▶ Objective
Identify every line in the records below that contains the word "完成下面小题", and reproduce each one.
-- START OF Dataset entries --
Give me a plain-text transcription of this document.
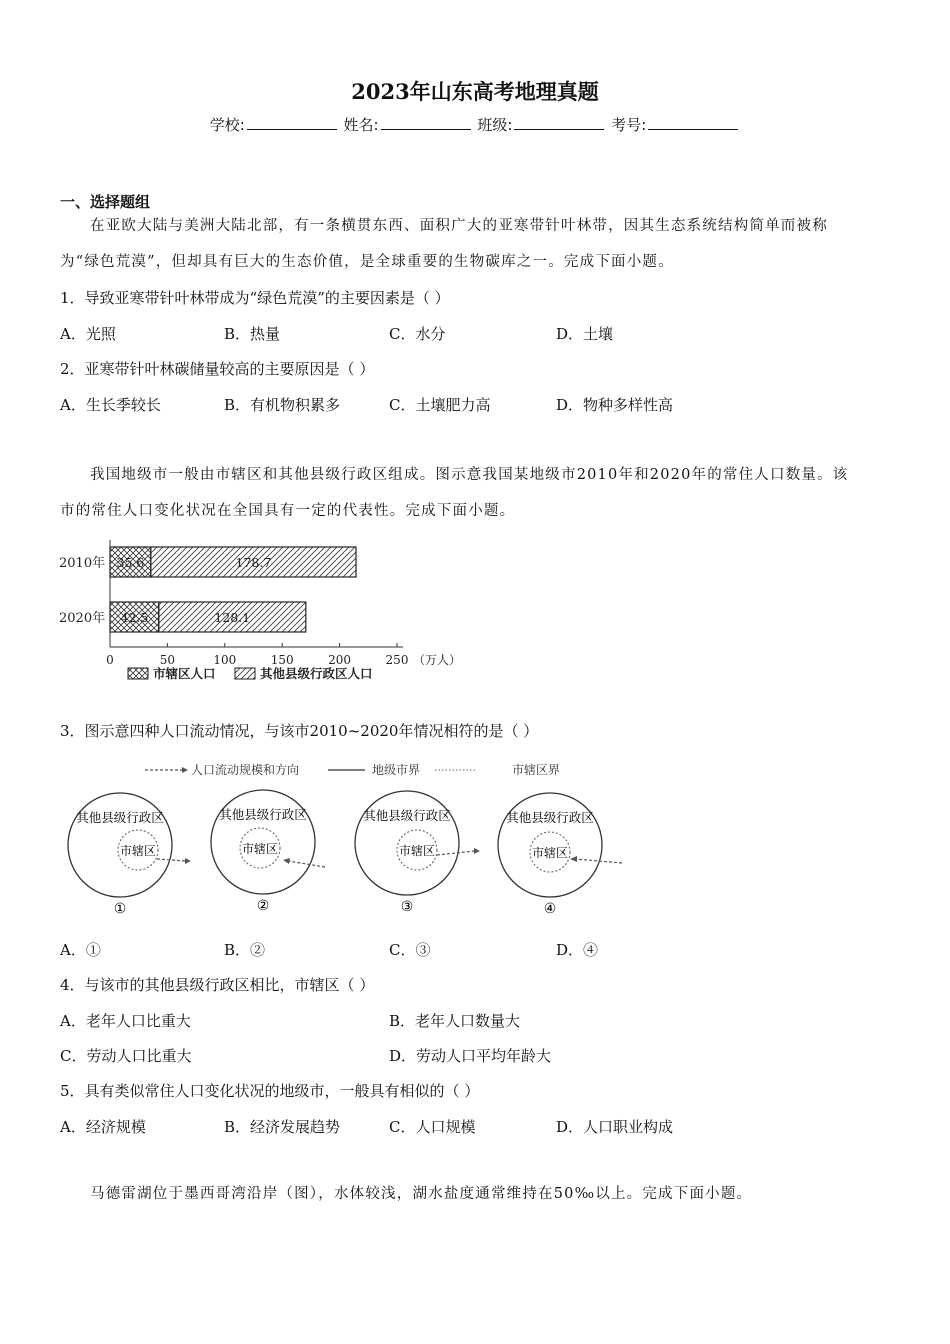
2023年山东高考地理真题
学校:	姓名:	班级:	考号:
一、选择题组
在亚欧大陆与美洲大陆北部，有一条横贯东西、面积广大的亚寒带针叶林带，因其生态系统结构简单而被称
为“绿色荒漠”，但却具有巨大的生态价值，是全球重要的生物碳库之一。完成下面小题。
1．导致亚寒带针叶林带成为“绿色荒漠”的主要因素是（ ）
A．光照	B．热量	C．水分	D．土壤
2．亚寒带针叶林碳储量较高的主要原因是（ ）
A．生长季较长	B．有机物积累多	C．土壤肥力高	D．物种多样性高
我国地级市一般由市辖区和其他县级行政区组成。图示意我国某地级市2010年和2020年的常住人口数量。该
市的常住人口变化状况在全国具有一定的代表性。完成下面小题。
0	50	100	150	200	250 （万人）
2010年 35.6	178.7
2020年 42.5	128.1
市辖区人口	其他县级行政区人口
3．图示意四种人口流动情况，与该市2010~2020年情况相符的是（ ）
人口流动规模和方向	地级市界	市辖区界
其他县级行政区
市辖区
①
其他县级行政区
市辖区
②
其他县级行政区
市辖区
③
其他县级行政区
市辖区
④
A．①	B．②	C．③	D．④
4．与该市的其他县级行政区相比，市辖区（ ）
A．老年人口比重大	B．老年人口数量大
C．劳动人口比重大	D．劳动人口平均年龄大
5．具有类似常住人口变化状况的地级市，一般具有相似的（ ）
A．经济规模	B．经济发展趋势	C．人口规模	D．人口职业构成
马德雷湖位于墨西哥湾沿岸（图），水体较浅，湖水盐度通常维持在50‰以上。完成下面小题。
-- END OF Dataset entries --
▶ The completed task
为“绿色荒漠”，但却具有巨大的生态价值，是全球重要的生物碳库之一。完成下面小题。
市的常住人口变化状况在全国具有一定的代表性。完成下面小题。
马德雷湖位于墨西哥湾沿岸（图），水体较浅，湖水盐度通常维持在50‰以上。完成下面小题。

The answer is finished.